━━━━━ Data listing

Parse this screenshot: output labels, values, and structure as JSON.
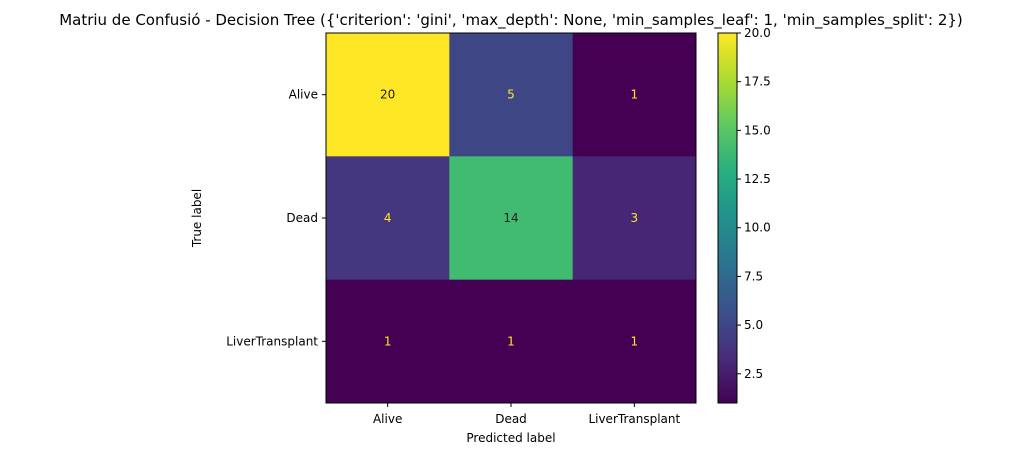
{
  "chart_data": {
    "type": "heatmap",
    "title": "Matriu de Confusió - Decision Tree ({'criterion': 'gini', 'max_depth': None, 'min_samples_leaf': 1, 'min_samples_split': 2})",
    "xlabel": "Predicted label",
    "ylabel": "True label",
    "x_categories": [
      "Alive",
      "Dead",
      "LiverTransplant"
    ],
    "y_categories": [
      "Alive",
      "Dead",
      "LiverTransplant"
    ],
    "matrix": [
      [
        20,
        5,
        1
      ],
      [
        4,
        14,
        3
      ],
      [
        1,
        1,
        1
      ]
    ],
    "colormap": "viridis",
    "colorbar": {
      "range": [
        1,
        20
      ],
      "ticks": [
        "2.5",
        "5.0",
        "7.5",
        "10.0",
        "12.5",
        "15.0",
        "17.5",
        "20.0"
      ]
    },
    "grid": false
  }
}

━━━━━━━━━━
━━━━━ Data listing

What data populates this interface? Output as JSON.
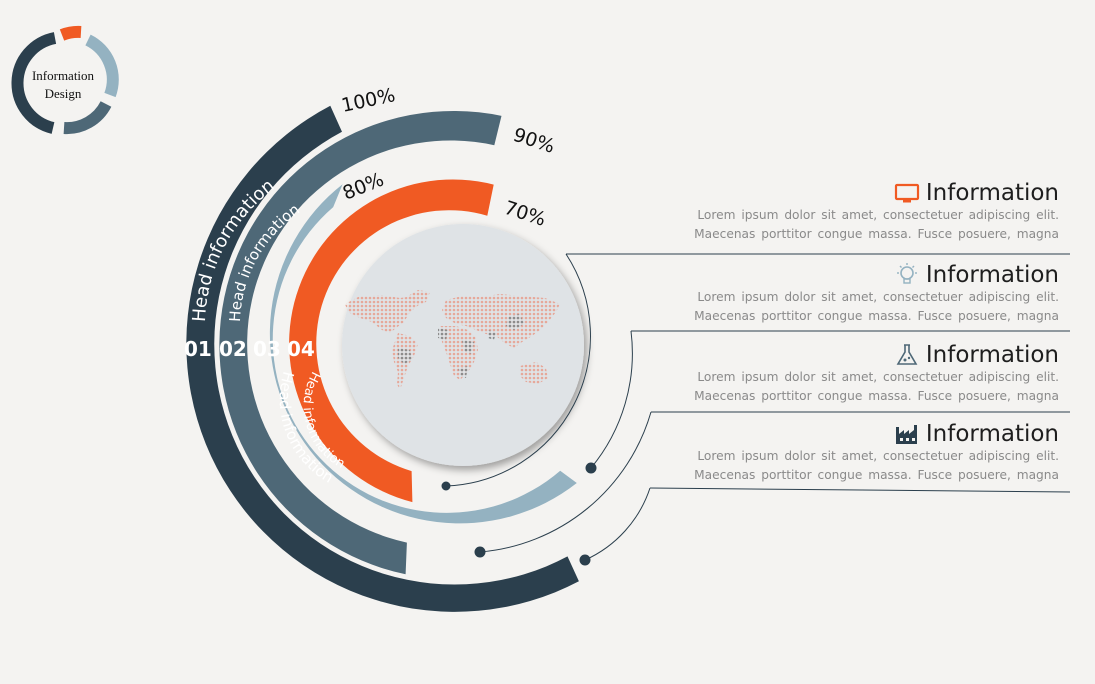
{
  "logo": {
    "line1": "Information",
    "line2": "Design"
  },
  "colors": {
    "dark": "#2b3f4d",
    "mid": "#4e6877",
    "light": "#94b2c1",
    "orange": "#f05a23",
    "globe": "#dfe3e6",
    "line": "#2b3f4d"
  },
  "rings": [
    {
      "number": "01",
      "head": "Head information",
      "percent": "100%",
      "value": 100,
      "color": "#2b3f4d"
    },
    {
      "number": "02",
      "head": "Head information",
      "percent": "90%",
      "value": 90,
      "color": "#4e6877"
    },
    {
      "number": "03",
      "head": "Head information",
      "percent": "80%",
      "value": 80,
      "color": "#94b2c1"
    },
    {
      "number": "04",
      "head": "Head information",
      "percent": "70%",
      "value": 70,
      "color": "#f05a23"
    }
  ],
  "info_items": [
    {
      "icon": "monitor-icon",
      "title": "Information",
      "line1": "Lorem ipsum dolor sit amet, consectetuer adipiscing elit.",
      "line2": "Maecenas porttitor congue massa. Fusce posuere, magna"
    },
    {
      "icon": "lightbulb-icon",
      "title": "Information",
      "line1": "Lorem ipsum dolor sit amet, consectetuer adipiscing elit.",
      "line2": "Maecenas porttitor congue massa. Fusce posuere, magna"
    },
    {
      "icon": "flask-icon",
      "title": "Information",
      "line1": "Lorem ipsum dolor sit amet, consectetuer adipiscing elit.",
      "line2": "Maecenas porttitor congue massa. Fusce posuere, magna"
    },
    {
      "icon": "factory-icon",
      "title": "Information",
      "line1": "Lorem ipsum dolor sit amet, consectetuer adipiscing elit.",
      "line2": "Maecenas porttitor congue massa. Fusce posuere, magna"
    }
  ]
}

━━━━━━━━━━

Short exercise:
Look through the material above and pick out each line holding the word "JSON".

Result for this task:
Parse this screenshot: output labels, values, and structure as JSON.
What data populates this interface? Output as JSON.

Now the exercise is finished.